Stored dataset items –
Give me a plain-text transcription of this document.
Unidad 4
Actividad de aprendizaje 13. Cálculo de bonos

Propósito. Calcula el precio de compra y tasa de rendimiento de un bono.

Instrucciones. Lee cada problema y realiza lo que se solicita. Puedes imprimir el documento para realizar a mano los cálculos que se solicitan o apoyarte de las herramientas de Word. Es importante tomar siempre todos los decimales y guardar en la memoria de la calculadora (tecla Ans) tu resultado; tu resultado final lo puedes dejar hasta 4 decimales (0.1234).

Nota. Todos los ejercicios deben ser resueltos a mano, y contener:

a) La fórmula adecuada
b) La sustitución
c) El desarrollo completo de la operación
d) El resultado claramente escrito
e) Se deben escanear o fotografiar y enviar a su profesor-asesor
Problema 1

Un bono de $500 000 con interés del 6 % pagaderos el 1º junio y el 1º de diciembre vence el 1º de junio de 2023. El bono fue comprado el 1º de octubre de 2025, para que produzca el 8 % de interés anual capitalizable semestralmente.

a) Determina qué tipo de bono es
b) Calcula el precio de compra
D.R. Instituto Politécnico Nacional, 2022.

Given request – Find the word "deben" in the material, then list each line that holds it.

Written response –
Nota. Todos los ejercicios deben ser resueltos a mano, y contener:
e) Se deben escanear o fotografiar y enviar a su profesor-asesor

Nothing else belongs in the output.